---- Material provided

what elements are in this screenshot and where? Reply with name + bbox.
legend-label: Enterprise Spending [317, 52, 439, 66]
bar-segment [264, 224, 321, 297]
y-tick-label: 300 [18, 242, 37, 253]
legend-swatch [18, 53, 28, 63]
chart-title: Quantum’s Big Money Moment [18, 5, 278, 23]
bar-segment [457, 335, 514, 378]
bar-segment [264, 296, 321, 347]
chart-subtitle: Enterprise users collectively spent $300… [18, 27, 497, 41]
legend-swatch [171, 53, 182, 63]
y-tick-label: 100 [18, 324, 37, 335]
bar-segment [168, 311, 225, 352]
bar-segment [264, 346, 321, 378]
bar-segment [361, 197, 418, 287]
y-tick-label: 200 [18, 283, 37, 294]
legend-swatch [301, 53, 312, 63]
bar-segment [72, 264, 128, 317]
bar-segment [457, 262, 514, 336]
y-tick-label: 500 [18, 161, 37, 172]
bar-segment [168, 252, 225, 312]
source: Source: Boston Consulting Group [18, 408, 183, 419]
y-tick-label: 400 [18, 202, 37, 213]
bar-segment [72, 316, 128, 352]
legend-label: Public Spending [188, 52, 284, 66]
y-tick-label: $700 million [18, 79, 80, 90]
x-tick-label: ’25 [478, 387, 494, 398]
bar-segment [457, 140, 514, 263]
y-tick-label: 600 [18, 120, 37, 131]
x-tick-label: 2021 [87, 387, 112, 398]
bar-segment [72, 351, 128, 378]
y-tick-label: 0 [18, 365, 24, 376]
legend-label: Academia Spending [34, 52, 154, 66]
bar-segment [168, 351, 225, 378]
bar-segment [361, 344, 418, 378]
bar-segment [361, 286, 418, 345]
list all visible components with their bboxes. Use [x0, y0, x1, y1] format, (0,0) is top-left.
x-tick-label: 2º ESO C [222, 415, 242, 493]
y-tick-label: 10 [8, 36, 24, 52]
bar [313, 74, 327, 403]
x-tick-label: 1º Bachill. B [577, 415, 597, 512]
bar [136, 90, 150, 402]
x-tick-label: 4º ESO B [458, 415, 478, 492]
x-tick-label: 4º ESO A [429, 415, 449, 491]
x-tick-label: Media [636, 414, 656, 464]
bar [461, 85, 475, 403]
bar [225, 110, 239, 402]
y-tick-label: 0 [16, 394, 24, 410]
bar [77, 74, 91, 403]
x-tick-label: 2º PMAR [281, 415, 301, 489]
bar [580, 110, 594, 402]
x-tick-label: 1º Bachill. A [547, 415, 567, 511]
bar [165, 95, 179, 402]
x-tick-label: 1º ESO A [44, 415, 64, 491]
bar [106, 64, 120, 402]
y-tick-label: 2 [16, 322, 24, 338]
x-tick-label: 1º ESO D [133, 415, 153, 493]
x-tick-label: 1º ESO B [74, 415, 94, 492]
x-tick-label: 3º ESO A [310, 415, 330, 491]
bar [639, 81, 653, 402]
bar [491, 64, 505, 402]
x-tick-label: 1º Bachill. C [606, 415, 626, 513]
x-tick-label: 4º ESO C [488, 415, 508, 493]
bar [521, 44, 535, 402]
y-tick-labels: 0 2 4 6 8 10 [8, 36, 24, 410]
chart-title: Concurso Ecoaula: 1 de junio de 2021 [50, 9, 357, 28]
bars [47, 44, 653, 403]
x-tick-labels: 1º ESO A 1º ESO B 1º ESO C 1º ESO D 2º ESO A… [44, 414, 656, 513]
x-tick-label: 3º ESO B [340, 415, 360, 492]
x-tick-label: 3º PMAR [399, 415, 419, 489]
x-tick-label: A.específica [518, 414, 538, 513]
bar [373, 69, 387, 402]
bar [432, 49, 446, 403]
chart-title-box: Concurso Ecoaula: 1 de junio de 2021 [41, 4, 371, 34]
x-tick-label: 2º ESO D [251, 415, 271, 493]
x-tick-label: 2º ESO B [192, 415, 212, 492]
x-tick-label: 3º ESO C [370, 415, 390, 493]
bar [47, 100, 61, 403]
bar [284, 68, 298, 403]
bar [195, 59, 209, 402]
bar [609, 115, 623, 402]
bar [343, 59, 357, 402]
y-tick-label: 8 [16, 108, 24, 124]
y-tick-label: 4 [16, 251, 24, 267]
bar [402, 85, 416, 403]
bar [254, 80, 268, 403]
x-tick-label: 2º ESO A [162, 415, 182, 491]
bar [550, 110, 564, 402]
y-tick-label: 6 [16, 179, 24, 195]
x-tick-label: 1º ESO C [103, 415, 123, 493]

--------

Can you reproduce the listing above with every "bar-segment" swapped for "stacked-bar" and everything else left unchanged?

## Worked answer:
what elements are in this screenshot and where? Reply with name + bbox.
legend-label: Enterprise Spending [317, 52, 439, 66]
stacked-bar [264, 224, 321, 297]
y-tick-label: 300 [18, 242, 37, 253]
legend-swatch [18, 53, 28, 63]
chart-title: Quantum’s Big Money Moment [18, 5, 278, 23]
stacked-bar [457, 335, 514, 378]
stacked-bar [264, 296, 321, 347]
chart-subtitle: Enterprise users collectively spent $300… [18, 27, 497, 41]
legend-swatch [171, 53, 182, 63]
y-tick-label: 100 [18, 324, 37, 335]
stacked-bar [168, 311, 225, 352]
stacked-bar [264, 346, 321, 378]
stacked-bar [361, 197, 418, 287]
y-tick-label: 200 [18, 283, 37, 294]
legend-swatch [301, 53, 312, 63]
stacked-bar [72, 264, 128, 317]
stacked-bar [457, 262, 514, 336]
y-tick-label: 500 [18, 161, 37, 172]
stacked-bar [168, 252, 225, 312]
source: Source: Boston Consulting Group [18, 408, 183, 419]
y-tick-label: 400 [18, 202, 37, 213]
stacked-bar [72, 316, 128, 352]
legend-label: Public Spending [188, 52, 284, 66]
y-tick-label: $700 million [18, 79, 80, 90]
x-tick-label: ’25 [478, 387, 494, 398]
stacked-bar [457, 140, 514, 263]
y-tick-label: 600 [18, 120, 37, 131]
x-tick-label: 2021 [87, 387, 112, 398]
stacked-bar [72, 351, 128, 378]
y-tick-label: 0 [18, 365, 24, 376]
legend-label: Academia Spending [34, 52, 154, 66]
stacked-bar [168, 351, 225, 378]
stacked-bar [361, 344, 418, 378]
stacked-bar [361, 286, 418, 345]
list all visible components with their bboxes. Use [x0, y0, x1, y1] format, (0,0) is top-left.
x-tick-label: 2º ESO C [222, 415, 242, 493]
y-tick-label: 10 [8, 36, 24, 52]
bar [313, 74, 327, 403]
x-tick-label: 1º Bachill. B [577, 415, 597, 512]
bar [136, 90, 150, 402]
x-tick-label: 4º ESO B [458, 415, 478, 492]
x-tick-label: 4º ESO A [429, 415, 449, 491]
x-tick-label: Media [636, 414, 656, 464]
bar [461, 85, 475, 403]
bar [225, 110, 239, 402]
y-tick-label: 0 [16, 394, 24, 410]
bar [77, 74, 91, 403]
x-tick-label: 2º PMAR [281, 415, 301, 489]
bar [580, 110, 594, 402]
x-tick-label: 1º Bachill. A [547, 415, 567, 511]
bar [165, 95, 179, 402]
x-tick-label: 1º ESO A [44, 415, 64, 491]
bar [106, 64, 120, 402]
y-tick-label: 2 [16, 322, 24, 338]
x-tick-label: 1º ESO D [133, 415, 153, 493]
x-tick-label: 1º ESO B [74, 415, 94, 492]
x-tick-label: 3º ESO A [310, 415, 330, 491]
bar [639, 81, 653, 402]
bar [491, 64, 505, 402]
x-tick-label: 1º Bachill. C [606, 415, 626, 513]
x-tick-label: 4º ESO C [488, 415, 508, 493]
bar [521, 44, 535, 402]
y-tick-labels: 0 2 4 6 8 10 [8, 36, 24, 410]
chart-title: Concurso Ecoaula: 1 de junio de 2021 [50, 9, 357, 28]
bars [47, 44, 653, 403]
x-tick-labels: 1º ESO A 1º ESO B 1º ESO C 1º ESO D 2º ESO A… [44, 414, 656, 513]
x-tick-label: 3º ESO B [340, 415, 360, 492]
x-tick-label: 3º PMAR [399, 415, 419, 489]
x-tick-label: A.específica [518, 414, 538, 513]
bar [373, 69, 387, 402]
bar [432, 49, 446, 403]
chart-title-box: Concurso Ecoaula: 1 de junio de 2021 [41, 4, 371, 34]
x-tick-label: 2º ESO D [251, 415, 271, 493]
x-tick-label: 2º ESO B [192, 415, 212, 492]
x-tick-label: 3º ESO C [370, 415, 390, 493]
bar [47, 100, 61, 403]
bar [284, 68, 298, 403]
bar [195, 59, 209, 402]
bar [609, 115, 623, 402]
bar [343, 59, 357, 402]
y-tick-label: 8 [16, 108, 24, 124]
y-tick-label: 4 [16, 251, 24, 267]
bar [402, 85, 416, 403]
bar [254, 80, 268, 403]
x-tick-label: 2º ESO A [162, 415, 182, 491]
bar [550, 110, 564, 402]
y-tick-label: 6 [16, 179, 24, 195]
x-tick-label: 1º ESO C [103, 415, 123, 493]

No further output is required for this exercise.